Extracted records
* * * *

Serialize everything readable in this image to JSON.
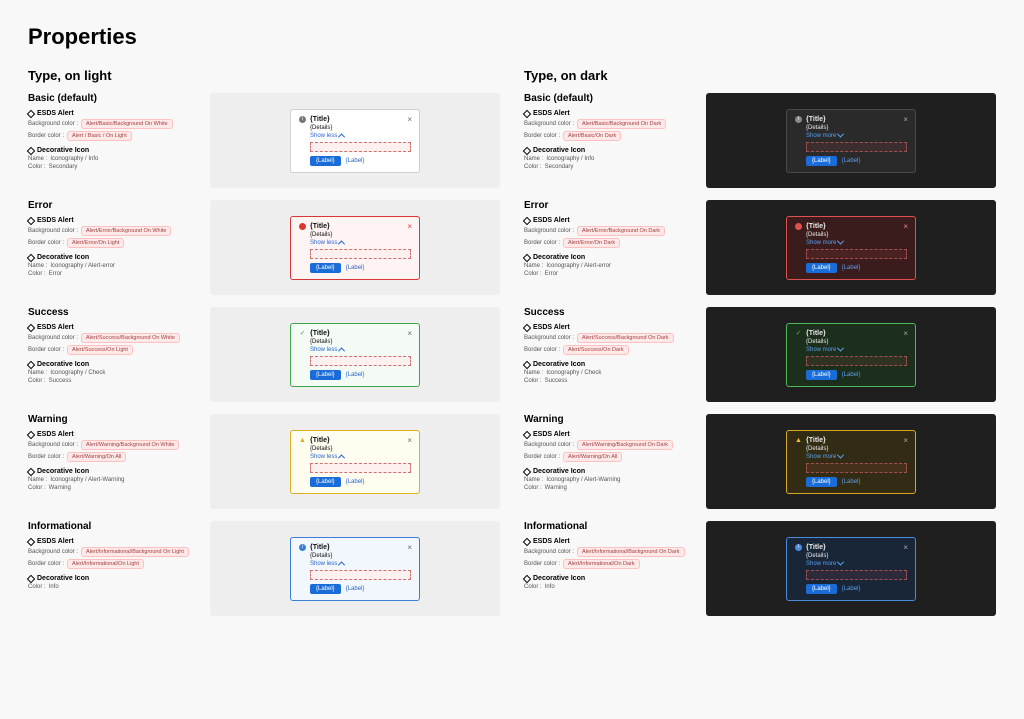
{
  "page_title": "Properties",
  "columns": {
    "light_heading": "Type, on light",
    "dark_heading": "Type, on dark"
  },
  "alert_template": {
    "title": "{Title}",
    "details": "{Details}",
    "toggle_less": "Show less",
    "toggle_more": "Show more",
    "btn_primary": "{Label}",
    "btn_link": "{Label}",
    "close": "×"
  },
  "meta_labels": {
    "esds_alert": "ESDS Alert",
    "decorative_icon": "Decorative Icon",
    "bg_color": "Background color :",
    "border_color": "Border color :",
    "name": "Name :",
    "color": "Color :"
  },
  "variants": {
    "basic": {
      "heading": "Basic (default)",
      "light": {
        "bg": "Alert/Basic/Background On White",
        "border": "Alert / Basic / On Light"
      },
      "dark": {
        "bg": "Alert/Basic/Background On Dark",
        "border": "Alert/Basic/On Dark"
      },
      "icon_name": "Iconography / Info",
      "icon_color": "Secondary"
    },
    "error": {
      "heading": "Error",
      "light": {
        "bg": "Alert/Error/Background On White",
        "border": "Alert/Error/On Light"
      },
      "dark": {
        "bg": "Alert/Error/Background On Dark",
        "border": "Alert/Error/On Dark"
      },
      "icon_name": "Iconography / Alert-error",
      "icon_color": "Error"
    },
    "success": {
      "heading": "Success",
      "light": {
        "bg": "Alert/Success/Background On White",
        "border": "Alert/Success/On Light"
      },
      "dark": {
        "bg": "Alert/Success/Background On Dark",
        "border": "Alert/Success/On Dark"
      },
      "icon_name": "Iconography / Check",
      "icon_color": "Success"
    },
    "warning": {
      "heading": "Warning",
      "light": {
        "bg": "Alert/Warning/Background On White",
        "border": "Alert/Warning/On All"
      },
      "dark": {
        "bg": "Alert/Warning/Background On Dark",
        "border": "Alert/Warning/On All"
      },
      "icon_name": "Iconography / Alert-Warning",
      "icon_color": "Warning"
    },
    "info": {
      "heading": "Informational",
      "light": {
        "bg": "Alert/Informational/Background On Light",
        "border": "Alert/Informational/On Light"
      },
      "dark": {
        "bg": "Alert/Informational/Background On Dark",
        "border": "Alert/Informational/On Dark"
      },
      "icon_color": "Info"
    }
  }
}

* * * *

- **Requirements**
Check each line above for the word "Type", and copy the lines where it appears.

- **Answer to this exercise**
    "light_heading": "Type, on light",
    "dark_heading": "Type, on dark"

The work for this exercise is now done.